# Task goal:
Give the number of lines in the records below that include "normal". Reply with that number alone.

======== Provided data

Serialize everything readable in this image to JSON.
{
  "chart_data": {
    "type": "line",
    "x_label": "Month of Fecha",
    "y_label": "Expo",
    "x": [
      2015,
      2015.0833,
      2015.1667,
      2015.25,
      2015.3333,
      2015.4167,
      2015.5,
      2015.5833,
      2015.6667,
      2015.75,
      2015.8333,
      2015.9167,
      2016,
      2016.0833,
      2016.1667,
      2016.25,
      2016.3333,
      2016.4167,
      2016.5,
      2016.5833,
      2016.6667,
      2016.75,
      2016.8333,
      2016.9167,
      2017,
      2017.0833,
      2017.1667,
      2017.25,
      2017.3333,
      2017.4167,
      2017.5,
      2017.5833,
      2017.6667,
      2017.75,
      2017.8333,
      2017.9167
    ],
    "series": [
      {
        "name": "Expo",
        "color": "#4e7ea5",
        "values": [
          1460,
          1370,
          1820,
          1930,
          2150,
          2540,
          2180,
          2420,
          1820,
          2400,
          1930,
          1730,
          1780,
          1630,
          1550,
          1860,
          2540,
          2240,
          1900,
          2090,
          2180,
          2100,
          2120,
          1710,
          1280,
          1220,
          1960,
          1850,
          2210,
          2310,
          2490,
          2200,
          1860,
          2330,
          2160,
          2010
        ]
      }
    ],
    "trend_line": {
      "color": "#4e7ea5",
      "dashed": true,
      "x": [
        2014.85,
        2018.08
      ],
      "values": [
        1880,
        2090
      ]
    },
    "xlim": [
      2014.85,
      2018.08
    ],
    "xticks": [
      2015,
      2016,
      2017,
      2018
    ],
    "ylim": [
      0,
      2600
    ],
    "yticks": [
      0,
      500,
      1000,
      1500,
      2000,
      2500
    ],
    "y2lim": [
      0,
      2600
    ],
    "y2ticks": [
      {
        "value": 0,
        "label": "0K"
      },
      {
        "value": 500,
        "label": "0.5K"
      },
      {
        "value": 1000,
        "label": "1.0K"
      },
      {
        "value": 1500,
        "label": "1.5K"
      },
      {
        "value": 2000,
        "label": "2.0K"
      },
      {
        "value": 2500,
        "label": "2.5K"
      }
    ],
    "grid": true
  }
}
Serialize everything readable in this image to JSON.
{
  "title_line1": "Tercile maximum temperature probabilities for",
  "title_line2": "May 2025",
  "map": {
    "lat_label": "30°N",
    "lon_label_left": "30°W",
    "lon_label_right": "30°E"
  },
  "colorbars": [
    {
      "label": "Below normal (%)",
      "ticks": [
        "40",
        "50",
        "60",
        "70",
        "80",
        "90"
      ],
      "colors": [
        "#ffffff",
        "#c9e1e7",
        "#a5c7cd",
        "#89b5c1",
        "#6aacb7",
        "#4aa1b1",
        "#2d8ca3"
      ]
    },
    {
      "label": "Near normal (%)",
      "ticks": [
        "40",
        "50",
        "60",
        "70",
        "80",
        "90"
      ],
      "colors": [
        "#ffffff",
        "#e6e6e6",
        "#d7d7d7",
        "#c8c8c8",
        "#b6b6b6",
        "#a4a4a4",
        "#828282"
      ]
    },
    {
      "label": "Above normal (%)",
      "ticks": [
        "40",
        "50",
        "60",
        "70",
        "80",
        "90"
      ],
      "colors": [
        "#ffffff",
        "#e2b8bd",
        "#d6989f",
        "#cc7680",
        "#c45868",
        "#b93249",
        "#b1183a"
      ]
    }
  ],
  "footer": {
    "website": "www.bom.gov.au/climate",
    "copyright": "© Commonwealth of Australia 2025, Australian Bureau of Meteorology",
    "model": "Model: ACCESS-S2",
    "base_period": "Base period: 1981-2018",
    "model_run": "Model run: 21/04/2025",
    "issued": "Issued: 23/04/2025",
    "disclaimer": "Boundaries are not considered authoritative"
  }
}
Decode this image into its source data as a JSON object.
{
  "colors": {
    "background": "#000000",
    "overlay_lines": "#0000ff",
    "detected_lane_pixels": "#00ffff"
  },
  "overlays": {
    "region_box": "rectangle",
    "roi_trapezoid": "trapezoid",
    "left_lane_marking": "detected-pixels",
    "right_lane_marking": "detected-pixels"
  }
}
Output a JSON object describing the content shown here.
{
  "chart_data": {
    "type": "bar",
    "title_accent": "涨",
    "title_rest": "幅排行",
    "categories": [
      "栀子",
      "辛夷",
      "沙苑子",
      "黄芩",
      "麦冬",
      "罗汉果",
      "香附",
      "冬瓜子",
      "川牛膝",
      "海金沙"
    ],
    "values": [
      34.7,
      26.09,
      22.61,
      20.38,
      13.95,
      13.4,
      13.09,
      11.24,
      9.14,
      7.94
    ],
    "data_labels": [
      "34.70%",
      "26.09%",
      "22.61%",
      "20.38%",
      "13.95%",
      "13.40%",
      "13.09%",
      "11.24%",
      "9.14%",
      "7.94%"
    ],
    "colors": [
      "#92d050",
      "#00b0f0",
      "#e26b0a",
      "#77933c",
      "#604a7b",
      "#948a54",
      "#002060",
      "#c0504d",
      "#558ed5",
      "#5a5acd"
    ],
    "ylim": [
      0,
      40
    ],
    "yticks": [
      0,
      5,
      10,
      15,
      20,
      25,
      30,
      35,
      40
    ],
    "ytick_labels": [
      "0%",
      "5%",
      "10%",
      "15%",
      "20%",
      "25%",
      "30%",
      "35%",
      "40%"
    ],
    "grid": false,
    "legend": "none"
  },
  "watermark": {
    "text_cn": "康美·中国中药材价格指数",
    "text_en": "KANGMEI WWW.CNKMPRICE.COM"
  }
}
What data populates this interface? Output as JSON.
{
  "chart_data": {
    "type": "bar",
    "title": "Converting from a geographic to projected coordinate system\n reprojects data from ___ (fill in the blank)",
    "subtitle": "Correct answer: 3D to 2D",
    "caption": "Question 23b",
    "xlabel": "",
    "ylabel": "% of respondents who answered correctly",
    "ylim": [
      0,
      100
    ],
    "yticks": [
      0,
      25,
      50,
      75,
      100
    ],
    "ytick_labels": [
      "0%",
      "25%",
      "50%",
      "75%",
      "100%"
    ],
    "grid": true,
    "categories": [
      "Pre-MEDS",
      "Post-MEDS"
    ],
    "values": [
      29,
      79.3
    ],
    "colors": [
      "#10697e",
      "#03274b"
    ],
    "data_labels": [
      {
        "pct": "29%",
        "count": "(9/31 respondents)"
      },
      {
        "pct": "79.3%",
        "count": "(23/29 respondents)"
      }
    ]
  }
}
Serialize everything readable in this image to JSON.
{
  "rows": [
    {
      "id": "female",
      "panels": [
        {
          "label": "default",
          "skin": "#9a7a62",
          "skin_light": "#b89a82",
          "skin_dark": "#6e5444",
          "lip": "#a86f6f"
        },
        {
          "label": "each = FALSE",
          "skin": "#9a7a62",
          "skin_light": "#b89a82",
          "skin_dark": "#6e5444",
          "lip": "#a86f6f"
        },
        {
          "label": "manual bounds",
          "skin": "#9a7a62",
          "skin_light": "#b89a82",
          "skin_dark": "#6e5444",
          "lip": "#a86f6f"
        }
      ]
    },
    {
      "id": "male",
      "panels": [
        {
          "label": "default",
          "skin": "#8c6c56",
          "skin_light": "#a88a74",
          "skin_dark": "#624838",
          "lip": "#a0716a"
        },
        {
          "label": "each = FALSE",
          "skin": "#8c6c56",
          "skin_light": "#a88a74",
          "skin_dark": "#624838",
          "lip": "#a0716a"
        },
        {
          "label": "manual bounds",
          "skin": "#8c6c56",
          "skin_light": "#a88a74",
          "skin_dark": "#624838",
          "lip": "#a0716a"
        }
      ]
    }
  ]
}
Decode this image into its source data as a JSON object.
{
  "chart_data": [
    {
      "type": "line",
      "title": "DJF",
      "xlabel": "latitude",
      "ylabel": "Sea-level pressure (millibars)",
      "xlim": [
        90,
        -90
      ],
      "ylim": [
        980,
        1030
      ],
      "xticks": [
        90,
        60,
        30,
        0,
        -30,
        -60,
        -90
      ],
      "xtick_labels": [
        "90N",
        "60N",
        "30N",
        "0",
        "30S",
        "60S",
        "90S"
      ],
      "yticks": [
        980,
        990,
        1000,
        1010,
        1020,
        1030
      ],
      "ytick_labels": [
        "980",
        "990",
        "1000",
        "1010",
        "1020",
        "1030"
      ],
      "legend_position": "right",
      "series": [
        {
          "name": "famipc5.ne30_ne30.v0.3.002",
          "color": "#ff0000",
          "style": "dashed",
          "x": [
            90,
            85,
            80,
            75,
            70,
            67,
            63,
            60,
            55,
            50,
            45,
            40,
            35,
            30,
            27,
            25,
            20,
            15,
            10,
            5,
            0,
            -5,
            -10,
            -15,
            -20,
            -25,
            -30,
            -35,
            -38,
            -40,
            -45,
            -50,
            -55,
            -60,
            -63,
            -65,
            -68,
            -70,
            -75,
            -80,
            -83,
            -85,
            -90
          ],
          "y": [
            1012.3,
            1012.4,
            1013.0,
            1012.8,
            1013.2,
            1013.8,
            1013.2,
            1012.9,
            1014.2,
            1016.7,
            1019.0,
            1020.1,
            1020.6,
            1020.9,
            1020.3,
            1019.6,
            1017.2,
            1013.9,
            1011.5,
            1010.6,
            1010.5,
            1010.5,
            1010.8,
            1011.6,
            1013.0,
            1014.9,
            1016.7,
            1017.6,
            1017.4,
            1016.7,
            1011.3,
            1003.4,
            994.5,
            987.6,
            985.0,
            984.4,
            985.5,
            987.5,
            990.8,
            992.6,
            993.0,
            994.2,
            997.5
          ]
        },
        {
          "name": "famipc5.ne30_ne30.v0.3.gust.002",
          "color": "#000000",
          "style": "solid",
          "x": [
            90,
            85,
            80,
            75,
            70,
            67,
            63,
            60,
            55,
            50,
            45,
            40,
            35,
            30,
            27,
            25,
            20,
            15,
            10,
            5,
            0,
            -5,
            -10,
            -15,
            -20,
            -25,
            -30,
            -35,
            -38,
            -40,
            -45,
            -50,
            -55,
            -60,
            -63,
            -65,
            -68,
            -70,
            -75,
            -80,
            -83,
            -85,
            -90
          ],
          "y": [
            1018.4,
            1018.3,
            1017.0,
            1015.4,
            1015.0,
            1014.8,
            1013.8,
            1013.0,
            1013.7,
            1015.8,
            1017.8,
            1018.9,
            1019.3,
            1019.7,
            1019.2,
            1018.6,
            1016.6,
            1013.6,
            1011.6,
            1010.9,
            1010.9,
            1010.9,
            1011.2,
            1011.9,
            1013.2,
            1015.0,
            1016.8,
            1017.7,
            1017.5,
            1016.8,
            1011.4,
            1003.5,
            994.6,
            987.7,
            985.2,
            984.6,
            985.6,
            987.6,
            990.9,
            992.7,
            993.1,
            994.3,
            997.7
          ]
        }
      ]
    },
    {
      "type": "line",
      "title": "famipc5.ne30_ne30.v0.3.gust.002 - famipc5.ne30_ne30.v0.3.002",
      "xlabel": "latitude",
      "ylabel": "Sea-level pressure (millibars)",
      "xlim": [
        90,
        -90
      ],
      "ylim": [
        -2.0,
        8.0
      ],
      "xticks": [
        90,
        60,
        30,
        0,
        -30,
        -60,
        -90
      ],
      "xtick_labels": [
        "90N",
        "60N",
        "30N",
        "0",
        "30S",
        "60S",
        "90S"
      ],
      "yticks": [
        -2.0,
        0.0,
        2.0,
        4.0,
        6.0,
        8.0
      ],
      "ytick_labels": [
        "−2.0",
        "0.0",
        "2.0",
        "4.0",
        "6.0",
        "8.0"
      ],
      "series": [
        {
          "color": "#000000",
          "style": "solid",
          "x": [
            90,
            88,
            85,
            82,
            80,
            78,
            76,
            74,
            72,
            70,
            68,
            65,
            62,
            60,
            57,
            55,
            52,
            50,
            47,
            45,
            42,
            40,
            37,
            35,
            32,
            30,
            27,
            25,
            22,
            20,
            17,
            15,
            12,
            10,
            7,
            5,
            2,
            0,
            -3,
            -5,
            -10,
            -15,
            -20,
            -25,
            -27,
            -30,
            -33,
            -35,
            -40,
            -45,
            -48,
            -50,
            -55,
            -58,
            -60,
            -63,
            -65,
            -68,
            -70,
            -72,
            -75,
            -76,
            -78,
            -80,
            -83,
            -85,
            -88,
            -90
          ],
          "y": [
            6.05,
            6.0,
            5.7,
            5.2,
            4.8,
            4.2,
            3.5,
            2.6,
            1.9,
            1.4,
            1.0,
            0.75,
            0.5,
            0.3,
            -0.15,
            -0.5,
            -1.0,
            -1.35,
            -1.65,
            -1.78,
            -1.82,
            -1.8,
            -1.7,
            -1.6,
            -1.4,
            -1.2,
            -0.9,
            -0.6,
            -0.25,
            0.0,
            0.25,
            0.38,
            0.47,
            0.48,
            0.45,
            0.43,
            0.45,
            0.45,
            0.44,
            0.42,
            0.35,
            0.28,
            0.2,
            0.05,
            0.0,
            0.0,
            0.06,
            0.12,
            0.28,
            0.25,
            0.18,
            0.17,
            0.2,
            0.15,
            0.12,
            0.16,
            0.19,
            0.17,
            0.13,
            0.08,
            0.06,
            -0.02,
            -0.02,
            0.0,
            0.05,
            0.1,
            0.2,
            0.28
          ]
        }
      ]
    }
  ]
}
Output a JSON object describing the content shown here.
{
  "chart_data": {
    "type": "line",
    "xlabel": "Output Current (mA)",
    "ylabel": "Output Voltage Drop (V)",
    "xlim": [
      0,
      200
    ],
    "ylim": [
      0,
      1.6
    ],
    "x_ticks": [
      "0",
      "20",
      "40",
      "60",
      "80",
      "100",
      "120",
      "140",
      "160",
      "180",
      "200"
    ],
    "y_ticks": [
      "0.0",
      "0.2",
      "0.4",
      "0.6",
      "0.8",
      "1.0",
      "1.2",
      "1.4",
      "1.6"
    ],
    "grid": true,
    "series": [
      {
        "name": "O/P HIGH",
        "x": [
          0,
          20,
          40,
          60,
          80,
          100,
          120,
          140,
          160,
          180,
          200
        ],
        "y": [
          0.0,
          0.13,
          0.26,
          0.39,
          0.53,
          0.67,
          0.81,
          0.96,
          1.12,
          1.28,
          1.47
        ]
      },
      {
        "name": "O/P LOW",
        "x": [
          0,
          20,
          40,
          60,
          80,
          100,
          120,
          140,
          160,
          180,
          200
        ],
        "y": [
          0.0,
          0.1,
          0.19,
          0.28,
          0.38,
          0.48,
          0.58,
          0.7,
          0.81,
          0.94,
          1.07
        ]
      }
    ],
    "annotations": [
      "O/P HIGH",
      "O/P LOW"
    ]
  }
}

================

# The solution:
3